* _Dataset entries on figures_
::::::::::

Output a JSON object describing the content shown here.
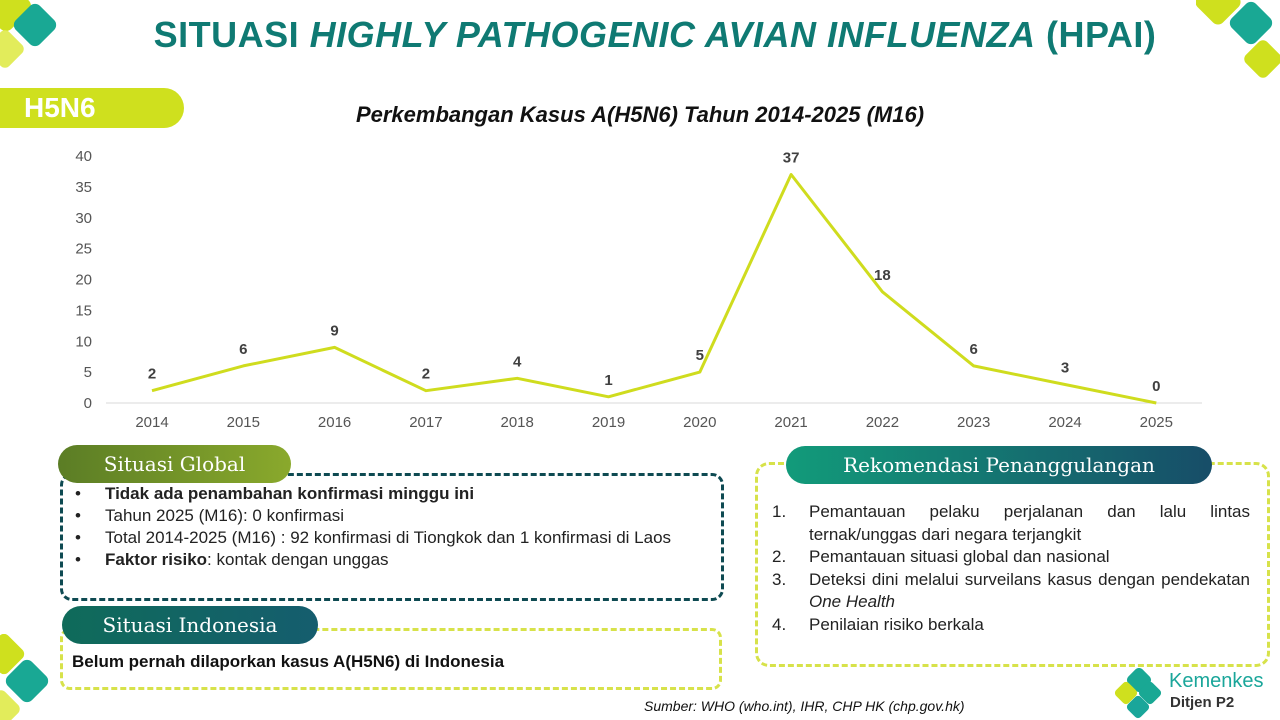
{
  "header": {
    "title_prefix": "SITUASI ",
    "title_italic": "HIGHLY PATHOGENIC AVIAN INFLUENZA",
    "title_suffix": " (HPAI)",
    "tag": "H5N6"
  },
  "chart_data": {
    "type": "line",
    "title": "Perkembangan Kasus A(H5N6) Tahun 2014-2025 (M16)",
    "categories": [
      "2014",
      "2015",
      "2016",
      "2017",
      "2018",
      "2019",
      "2020",
      "2021",
      "2022",
      "2023",
      "2024",
      "2025"
    ],
    "values": [
      2,
      6,
      9,
      2,
      4,
      1,
      5,
      37,
      18,
      6,
      3,
      0
    ],
    "ylim": [
      0,
      40
    ],
    "yticks": [
      "0",
      "5",
      "10",
      "15",
      "20",
      "25",
      "30",
      "35",
      "40"
    ],
    "grid": false,
    "color": "#cfdc1e"
  },
  "global": {
    "heading": "Situasi Global",
    "item1": "Tidak ada penambahan konfirmasi minggu ini",
    "item2": "Tahun 2025 (M16): 0 konfirmasi",
    "item3": "Total 2014-2025 (M16) : 92 konfirmasi di Tiongkok dan 1 konfirmasi di Laos",
    "item4_bold": "Faktor risiko",
    "item4_rest": ": kontak dengan unggas"
  },
  "indonesia": {
    "heading": "Situasi Indonesia",
    "text": "Belum pernah dilaporkan kasus A(H5N6) di Indonesia"
  },
  "rekomendasi": {
    "heading": "Rekomendasi Penanggulangan",
    "n1": "1.",
    "item1": "Pemantauan pelaku perjalanan dan lalu lintas ternak/unggas dari negara terjangkit",
    "n2": "2.",
    "item2": "Pemantauan situasi global dan nasional",
    "n3": "3.",
    "item3": "Deteksi dini melalui surveilans kasus dengan pendekatan ",
    "item3_italic": "One Health",
    "n4": "4.",
    "item4": "Penilaian risiko berkala"
  },
  "source": "Sumber: WHO (who.int), IHR, CHP HK (chp.gov.hk)",
  "logo": {
    "name": "Kemenkes",
    "sub": "Ditjen P2"
  }
}
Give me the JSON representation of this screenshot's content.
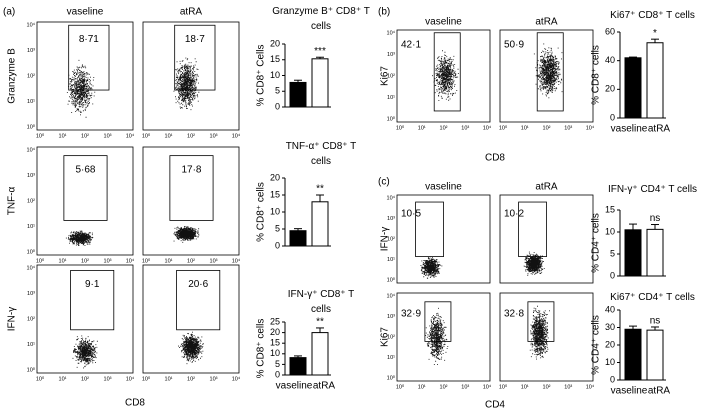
{
  "flow_ticks": [
    "10⁰",
    "10¹",
    "10²",
    "10³",
    "10⁴"
  ],
  "flow_panels": [
    {
      "label": "(a)",
      "columns": [
        "vaseline",
        "atRA"
      ],
      "x_label": "CD8",
      "rows": [
        {
          "y_label": "Granzyme B",
          "gates": [
            "8·71",
            "18·7"
          ]
        },
        {
          "y_label": "TNF-α",
          "gates": [
            "5·68",
            "17·8"
          ]
        },
        {
          "y_label": "IFN-γ",
          "gates": [
            "9·1",
            "20·6"
          ]
        }
      ]
    },
    {
      "label": "(b)",
      "columns": [
        "vaseline",
        "atRA"
      ],
      "x_label": "CD8",
      "rows": [
        {
          "y_label": "Ki67",
          "gates": [
            "42·1",
            "50·9"
          ]
        }
      ]
    },
    {
      "label": "(c)",
      "columns": [
        "vaseline",
        "atRA"
      ],
      "x_label": "CD4",
      "rows": [
        {
          "y_label": "IFN-γ",
          "gates": [
            "10·5",
            "10·2"
          ]
        },
        {
          "y_label": "Ki67",
          "gates": [
            "32·9",
            "32·8"
          ]
        }
      ]
    }
  ],
  "chart_data": [
    {
      "type": "bar",
      "title": "Granzyme B⁺ CD8⁺ T cells",
      "y_label": "% CD8⁺ Cells",
      "categories": [
        null,
        null
      ],
      "values": [
        7.8,
        15.3
      ],
      "errors": [
        0.7,
        0.5
      ],
      "colors": [
        "#000000",
        "#ffffff"
      ],
      "annotation": "***",
      "ylim": [
        0,
        20
      ],
      "yticks": [
        0,
        5,
        10,
        15,
        20
      ]
    },
    {
      "type": "bar",
      "title": "TNF-α⁺ CD8⁺ T cells",
      "y_label": "% CD8⁺ cells",
      "categories": [
        null,
        null
      ],
      "values": [
        4.5,
        13
      ],
      "errors": [
        0.6,
        2
      ],
      "colors": [
        "#000000",
        "#ffffff"
      ],
      "annotation": "**",
      "ylim": [
        0,
        20
      ],
      "yticks": [
        0,
        5,
        10,
        15,
        20
      ]
    },
    {
      "type": "bar",
      "title": "IFN-γ⁺ CD8⁺ T cells",
      "y_label": "% CD8⁺ cells",
      "categories": [
        "vaseline",
        "atRA"
      ],
      "values": [
        8.2,
        20
      ],
      "errors": [
        0.8,
        2.2
      ],
      "colors": [
        "#000000",
        "#ffffff"
      ],
      "annotation": "**",
      "ylim": [
        0,
        25
      ],
      "yticks": [
        0,
        5,
        10,
        15,
        20,
        25
      ]
    },
    {
      "type": "bar",
      "title": "Ki67⁺ CD8⁺ T cells",
      "y_label": "% CD8⁺ cells",
      "categories": [
        "vaseline",
        "atRA"
      ],
      "values": [
        42,
        52.5
      ],
      "errors": [
        0.5,
        2.5
      ],
      "colors": [
        "#000000",
        "#ffffff"
      ],
      "annotation": "*",
      "ylim": [
        0,
        60
      ],
      "yticks": [
        0,
        20,
        40,
        60
      ]
    },
    {
      "type": "bar",
      "title": "IFN-γ⁺ CD4⁺ T cells",
      "y_label": "% CD4⁺ cells",
      "categories": [
        null,
        null
      ],
      "values": [
        10.5,
        10.6
      ],
      "errors": [
        1.3,
        1.1
      ],
      "colors": [
        "#000000",
        "#ffffff"
      ],
      "annotation": "ns",
      "ylim": [
        0,
        15
      ],
      "yticks": [
        0,
        5,
        10,
        15
      ]
    },
    {
      "type": "bar",
      "title": "Ki67⁺ CD4⁺ T cells",
      "y_label": "% CD4⁺ cells",
      "categories": [
        "vaseline",
        "atRA"
      ],
      "values": [
        29,
        28.5
      ],
      "errors": [
        1.8,
        1.8
      ],
      "colors": [
        "#000000",
        "#ffffff"
      ],
      "annotation": "ns",
      "ylim": [
        0,
        40
      ],
      "yticks": [
        0,
        10,
        20,
        30,
        40
      ]
    }
  ]
}
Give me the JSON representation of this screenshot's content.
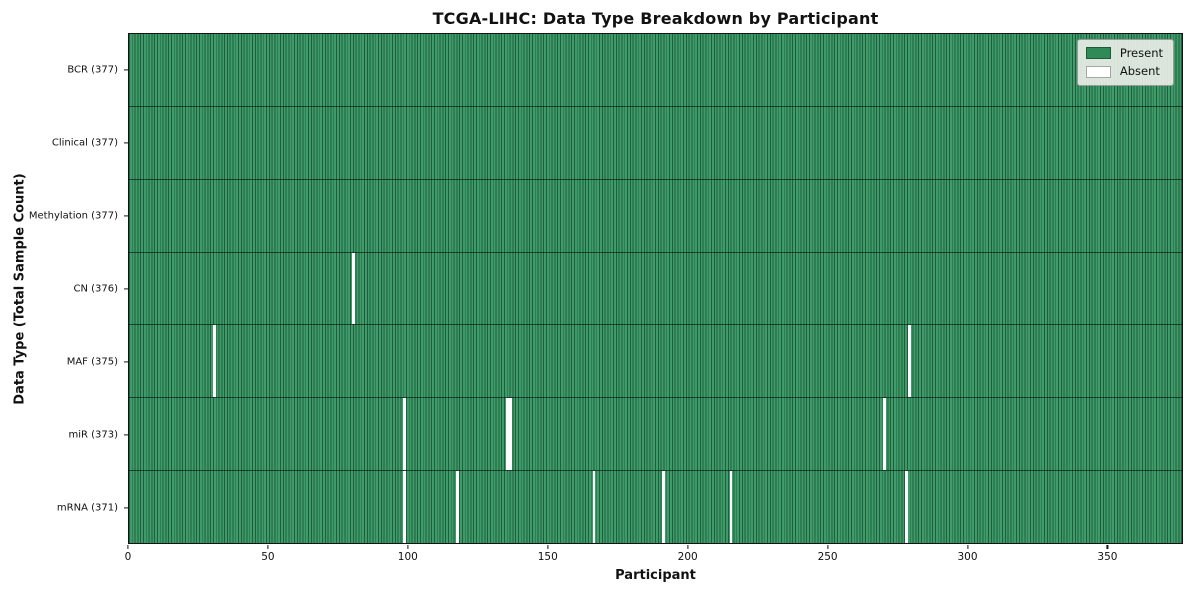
{
  "chart_data": {
    "type": "heatmap",
    "title": "TCGA-LIHC: Data Type Breakdown by Participant",
    "xlabel": "Participant",
    "ylabel": "Data Type (Total Sample Count)",
    "x_range": [
      0,
      377
    ],
    "x_ticks": [
      0,
      50,
      100,
      150,
      200,
      250,
      300,
      350
    ],
    "grid": false,
    "legend_position": "upper right",
    "legend": [
      {
        "label": "Present",
        "color": "#2e8b57"
      },
      {
        "label": "Absent",
        "color": "#ffffff"
      }
    ],
    "colors": {
      "present_fill": "#3f9c6a",
      "present_edge": "#1e5e3c",
      "absent": "#ffffff",
      "row_separator": "rgba(0,0,0,0.55)"
    },
    "rows": [
      {
        "data_type": "BCR",
        "label": "BCR (377)",
        "total": 377,
        "absent_participants": []
      },
      {
        "data_type": "Clinical",
        "label": "Clinical (377)",
        "total": 377,
        "absent_participants": []
      },
      {
        "data_type": "Methylation",
        "label": "Methylation (377)",
        "total": 377,
        "absent_participants": []
      },
      {
        "data_type": "CN",
        "label": "CN (376)",
        "total": 376,
        "absent_participants": [
          80
        ]
      },
      {
        "data_type": "MAF",
        "label": "MAF (375)",
        "total": 375,
        "absent_participants": [
          30,
          279
        ]
      },
      {
        "data_type": "miR",
        "label": "miR (373)",
        "total": 373,
        "absent_participants": [
          98,
          135,
          136,
          270
        ]
      },
      {
        "data_type": "mRNA",
        "label": "mRNA (371)",
        "total": 371,
        "absent_participants": [
          98,
          117,
          166,
          191,
          215,
          278
        ]
      }
    ]
  }
}
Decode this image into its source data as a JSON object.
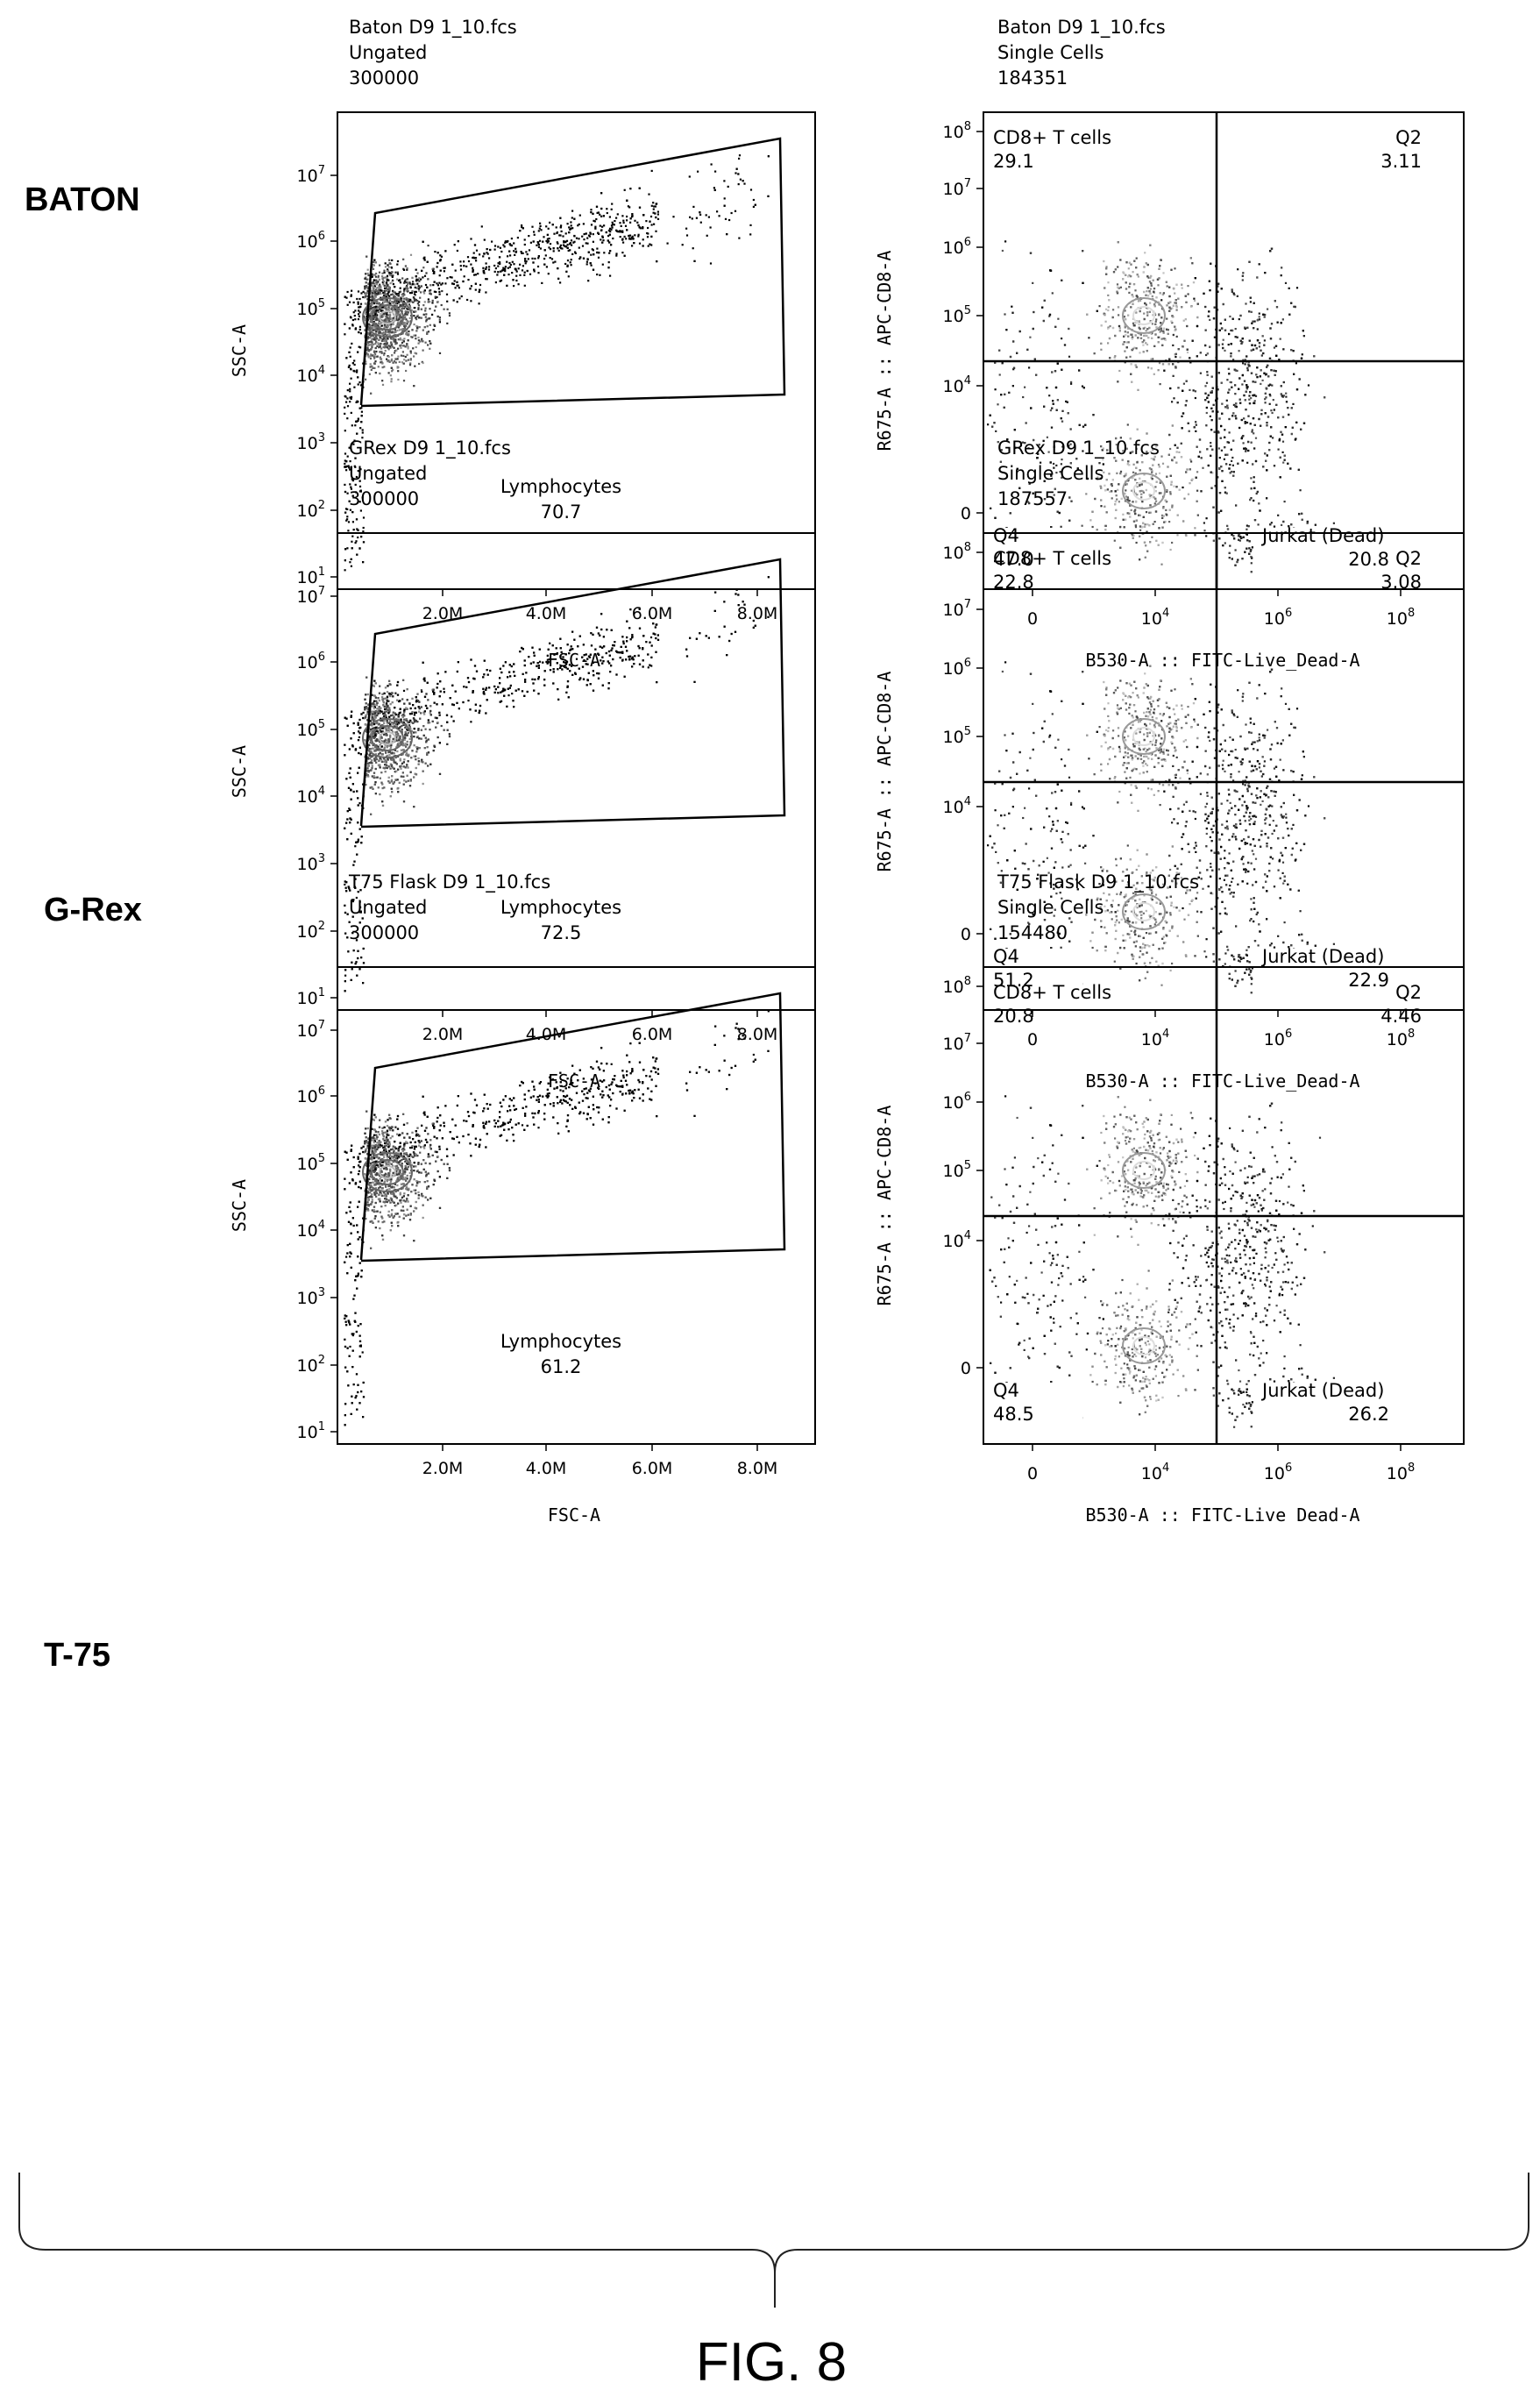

::::::::::

* _Exercise brief_
Copy each line of the records that has "risiko" in it.

* _Answer box_
    "item4_bold": "Faktor risiko",
    "item4": "Penilaian risiko berkala"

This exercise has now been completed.